**Problem to solve**
Copy out every line of each item below word for word, keeping the original order.
═════ Provided records ═════
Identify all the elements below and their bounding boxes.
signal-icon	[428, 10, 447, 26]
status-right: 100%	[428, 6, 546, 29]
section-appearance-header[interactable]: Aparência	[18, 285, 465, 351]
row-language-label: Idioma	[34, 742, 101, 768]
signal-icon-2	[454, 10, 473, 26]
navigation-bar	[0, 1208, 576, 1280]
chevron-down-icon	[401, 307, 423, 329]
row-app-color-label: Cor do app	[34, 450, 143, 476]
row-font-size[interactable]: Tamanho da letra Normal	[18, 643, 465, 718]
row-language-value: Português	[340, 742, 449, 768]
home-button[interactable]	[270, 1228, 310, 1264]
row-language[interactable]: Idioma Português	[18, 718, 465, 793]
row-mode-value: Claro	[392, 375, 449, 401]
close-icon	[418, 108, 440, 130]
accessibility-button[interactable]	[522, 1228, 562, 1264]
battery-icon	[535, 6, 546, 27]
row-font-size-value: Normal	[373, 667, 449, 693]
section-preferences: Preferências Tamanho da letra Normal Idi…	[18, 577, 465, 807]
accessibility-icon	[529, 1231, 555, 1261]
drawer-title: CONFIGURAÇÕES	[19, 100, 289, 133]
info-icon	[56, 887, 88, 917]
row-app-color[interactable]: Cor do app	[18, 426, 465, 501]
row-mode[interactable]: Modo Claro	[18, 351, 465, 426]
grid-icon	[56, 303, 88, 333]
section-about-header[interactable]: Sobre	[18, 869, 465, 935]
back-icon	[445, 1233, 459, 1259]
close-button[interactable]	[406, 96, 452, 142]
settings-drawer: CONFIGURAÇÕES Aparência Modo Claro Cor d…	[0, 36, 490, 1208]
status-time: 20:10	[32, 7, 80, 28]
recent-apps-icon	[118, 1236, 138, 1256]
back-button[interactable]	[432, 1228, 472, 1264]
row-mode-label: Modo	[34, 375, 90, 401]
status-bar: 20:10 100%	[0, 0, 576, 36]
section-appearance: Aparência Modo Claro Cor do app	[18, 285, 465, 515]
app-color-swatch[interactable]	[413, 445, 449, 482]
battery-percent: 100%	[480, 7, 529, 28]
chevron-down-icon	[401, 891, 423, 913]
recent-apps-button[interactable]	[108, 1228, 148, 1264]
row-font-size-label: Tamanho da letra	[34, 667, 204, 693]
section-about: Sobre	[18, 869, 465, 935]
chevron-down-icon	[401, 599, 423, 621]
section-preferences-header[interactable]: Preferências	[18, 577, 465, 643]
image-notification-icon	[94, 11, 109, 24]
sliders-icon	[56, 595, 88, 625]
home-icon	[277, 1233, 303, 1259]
═════
**Result below**
Identify all the elements below and their bounding boxes.
signal-icon	[428, 10, 447, 26]
status-right: 100%	[428, 6, 546, 29]
section-appearance-header[interactable]: Aparência	[18, 285, 465, 351]
row-language-label: Idioma	[34, 742, 101, 768]
signal-icon-2	[454, 10, 473, 26]
navigation-bar	[0, 1208, 576, 1280]
chevron-down-icon	[401, 307, 423, 329]
row-app-color-label: Cor do app	[34, 450, 143, 476]
row-font-size[interactable]: Tamanho da letra Normal	[18, 643, 465, 718]
row-language-value: Português	[340, 742, 449, 768]
home-button[interactable]	[270, 1228, 310, 1264]
row-language[interactable]: Idioma Português	[18, 718, 465, 793]
row-mode-value: Claro	[392, 375, 449, 401]
close-icon	[418, 108, 440, 130]
accessibility-button[interactable]	[522, 1228, 562, 1264]
battery-icon	[535, 6, 546, 27]
row-font-size-value: Normal	[373, 667, 449, 693]
section-preferences: Preferências Tamanho da letra Normal Idi…	[18, 577, 465, 807]
accessibility-icon	[529, 1231, 555, 1261]
drawer-title: CONFIGURAÇÕES	[19, 100, 289, 133]
info-icon	[56, 887, 88, 917]
row-app-color[interactable]: Cor do app	[18, 426, 465, 501]
row-mode[interactable]: Modo Claro	[18, 351, 465, 426]
grid-icon	[56, 303, 88, 333]
section-about-header[interactable]: Sobre	[18, 869, 465, 935]
back-icon	[445, 1233, 459, 1259]
close-button[interactable]	[406, 96, 452, 142]
settings-drawer: CONFIGURAÇÕES Aparência Modo Claro Cor d…	[0, 36, 490, 1208]
status-time: 20:10	[32, 7, 80, 28]
recent-apps-icon	[118, 1236, 138, 1256]
back-button[interactable]	[432, 1228, 472, 1264]
row-mode-label: Modo	[34, 375, 90, 401]
status-bar: 20:10 100%	[0, 0, 576, 36]
section-appearance: Aparência Modo Claro Cor do app	[18, 285, 465, 515]
app-color-swatch[interactable]	[413, 445, 449, 482]
battery-percent: 100%	[480, 7, 529, 28]
chevron-down-icon	[401, 891, 423, 913]
recent-apps-button[interactable]	[108, 1228, 148, 1264]
row-font-size-label: Tamanho da letra	[34, 667, 204, 693]
section-about: Sobre	[18, 869, 465, 935]
chevron-down-icon	[401, 599, 423, 621]
section-preferences-header[interactable]: Preferências	[18, 577, 465, 643]
image-notification-icon	[94, 11, 109, 24]
sliders-icon	[56, 595, 88, 625]
home-icon	[277, 1233, 303, 1259]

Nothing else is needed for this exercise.